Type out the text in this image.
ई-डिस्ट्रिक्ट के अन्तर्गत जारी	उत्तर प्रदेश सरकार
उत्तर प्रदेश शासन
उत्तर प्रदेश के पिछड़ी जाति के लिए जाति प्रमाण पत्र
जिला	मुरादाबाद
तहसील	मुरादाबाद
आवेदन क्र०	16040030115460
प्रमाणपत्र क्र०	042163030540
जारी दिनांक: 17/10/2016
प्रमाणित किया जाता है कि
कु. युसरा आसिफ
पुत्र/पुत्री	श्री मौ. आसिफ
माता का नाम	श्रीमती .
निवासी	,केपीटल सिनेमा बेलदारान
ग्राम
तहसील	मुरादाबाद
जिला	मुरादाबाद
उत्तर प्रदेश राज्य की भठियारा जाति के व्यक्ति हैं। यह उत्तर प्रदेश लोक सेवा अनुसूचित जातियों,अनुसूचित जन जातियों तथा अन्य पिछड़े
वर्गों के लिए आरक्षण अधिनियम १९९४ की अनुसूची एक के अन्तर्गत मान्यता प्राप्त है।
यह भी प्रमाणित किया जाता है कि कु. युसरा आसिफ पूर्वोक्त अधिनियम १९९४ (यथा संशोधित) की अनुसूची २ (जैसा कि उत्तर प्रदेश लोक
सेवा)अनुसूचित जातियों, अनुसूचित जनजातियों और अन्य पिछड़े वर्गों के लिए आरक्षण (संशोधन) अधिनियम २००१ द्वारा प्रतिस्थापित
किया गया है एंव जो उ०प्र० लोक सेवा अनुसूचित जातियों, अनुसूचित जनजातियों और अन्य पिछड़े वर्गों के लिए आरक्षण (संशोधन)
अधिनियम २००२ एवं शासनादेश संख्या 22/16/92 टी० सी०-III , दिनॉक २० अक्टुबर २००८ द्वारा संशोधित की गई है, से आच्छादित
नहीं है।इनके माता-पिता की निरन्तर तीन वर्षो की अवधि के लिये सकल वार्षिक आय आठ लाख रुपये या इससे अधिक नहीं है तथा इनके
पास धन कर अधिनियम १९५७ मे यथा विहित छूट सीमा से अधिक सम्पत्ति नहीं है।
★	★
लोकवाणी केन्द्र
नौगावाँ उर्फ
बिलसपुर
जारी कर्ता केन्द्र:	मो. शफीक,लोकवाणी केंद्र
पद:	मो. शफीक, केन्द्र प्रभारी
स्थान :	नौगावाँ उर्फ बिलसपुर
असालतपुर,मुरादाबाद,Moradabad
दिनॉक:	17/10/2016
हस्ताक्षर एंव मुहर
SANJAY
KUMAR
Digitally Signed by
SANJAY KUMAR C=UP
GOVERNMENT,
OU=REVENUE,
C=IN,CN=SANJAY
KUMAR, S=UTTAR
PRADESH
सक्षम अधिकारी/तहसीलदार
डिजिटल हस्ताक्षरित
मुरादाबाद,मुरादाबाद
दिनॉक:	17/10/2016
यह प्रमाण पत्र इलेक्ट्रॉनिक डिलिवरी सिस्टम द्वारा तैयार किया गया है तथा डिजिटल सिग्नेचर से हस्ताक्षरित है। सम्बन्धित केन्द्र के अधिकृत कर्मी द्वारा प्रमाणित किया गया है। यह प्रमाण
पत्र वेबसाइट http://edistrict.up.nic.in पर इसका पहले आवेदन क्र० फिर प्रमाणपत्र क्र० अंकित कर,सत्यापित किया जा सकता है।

Task instructions:
From the data above, extract every line in its exact form.

Exercise response:
Type out the text in this image.
ई-डिस्ट्रिक्ट के अन्तर्गत जारी	उत्तर प्रदेश सरकार
उत्तर प्रदेश शासन
उत्तर प्रदेश के पिछड़ी जाति के लिए जाति प्रमाण पत्र
जिला	मुरादाबाद
तहसील	मुरादाबाद
आवेदन क्र०	16040030115460
प्रमाणपत्र क्र०	042163030540
जारी दिनांक: 17/10/2016
प्रमाणित किया जाता है कि
कु. युसरा आसिफ
पुत्र/पुत्री	श्री मौ. आसिफ
माता का नाम	श्रीमती .
निवासी	,केपीटल सिनेमा बेलदारान
ग्राम
तहसील	मुरादाबाद
जिला	मुरादाबाद
उत्तर प्रदेश राज्य की भठियारा जाति के व्यक्ति हैं। यह उत्तर प्रदेश लोक सेवा अनुसूचित जातियों,अनुसूचित जन जातियों तथा अन्य पिछड़े
वर्गों के लिए आरक्षण अधिनियम १९९४ की अनुसूची एक के अन्तर्गत मान्यता प्राप्त है।
यह भी प्रमाणित किया जाता है कि कु. युसरा आसिफ पूर्वोक्त अधिनियम १९९४ (यथा संशोधित) की अनुसूची २ (जैसा कि उत्तर प्रदेश लोक
सेवा)अनुसूचित जातियों, अनुसूचित जनजातियों और अन्य पिछड़े वर्गों के लिए आरक्षण (संशोधन) अधिनियम २००१ द्वारा प्रतिस्थापित
किया गया है एंव जो उ०प्र० लोक सेवा अनुसूचित जातियों, अनुसूचित जनजातियों और अन्य पिछड़े वर्गों के लिए आरक्षण (संशोधन)
अधिनियम २००२ एवं शासनादेश संख्या 22/16/92 टी० सी०-III , दिनॉक २० अक्टुबर २००८ द्वारा संशोधित की गई है, से आच्छादित
नहीं है।इनके माता-पिता की निरन्तर तीन वर्षो की अवधि के लिये सकल वार्षिक आय आठ लाख रुपये या इससे अधिक नहीं है तथा इनके
पास धन कर अधिनियम १९५७ मे यथा विहित छूट सीमा से अधिक सम्पत्ति नहीं है।
★	★
लोकवाणी केन्द्र
नौगावाँ उर्फ
बिलसपुर
जारी कर्ता केन्द्र:	मो. शफीक,लोकवाणी केंद्र
पद:	मो. शफीक, केन्द्र प्रभारी
स्थान :	नौगावाँ उर्फ बिलसपुर
असालतपुर,मुरादाबाद,Moradabad
दिनॉक:	17/10/2016
हस्ताक्षर एंव मुहर
SANJAY
KUMAR
Digitally Signed by
SANJAY KUMAR C=UP
GOVERNMENT,
OU=REVENUE,
C=IN,CN=SANJAY
KUMAR, S=UTTAR
PRADESH
सक्षम अधिकारी/तहसीलदार
डिजिटल हस्ताक्षरित
मुरादाबाद,मुरादाबाद
दिनॉक:	17/10/2016
यह प्रमाण पत्र इलेक्ट्रॉनिक डिलिवरी सिस्टम द्वारा तैयार किया गया है तथा डिजिटल सिग्नेचर से हस्ताक्षरित है। सम्बन्धित केन्द्र के अधिकृत कर्मी द्वारा प्रमाणित किया गया है। यह प्रमाण
पत्र वेबसाइट http://edistrict.up.nic.in पर इसका पहले आवेदन क्र० फिर प्रमाणपत्र क्र० अंकित कर,सत्यापित किया जा सकता है।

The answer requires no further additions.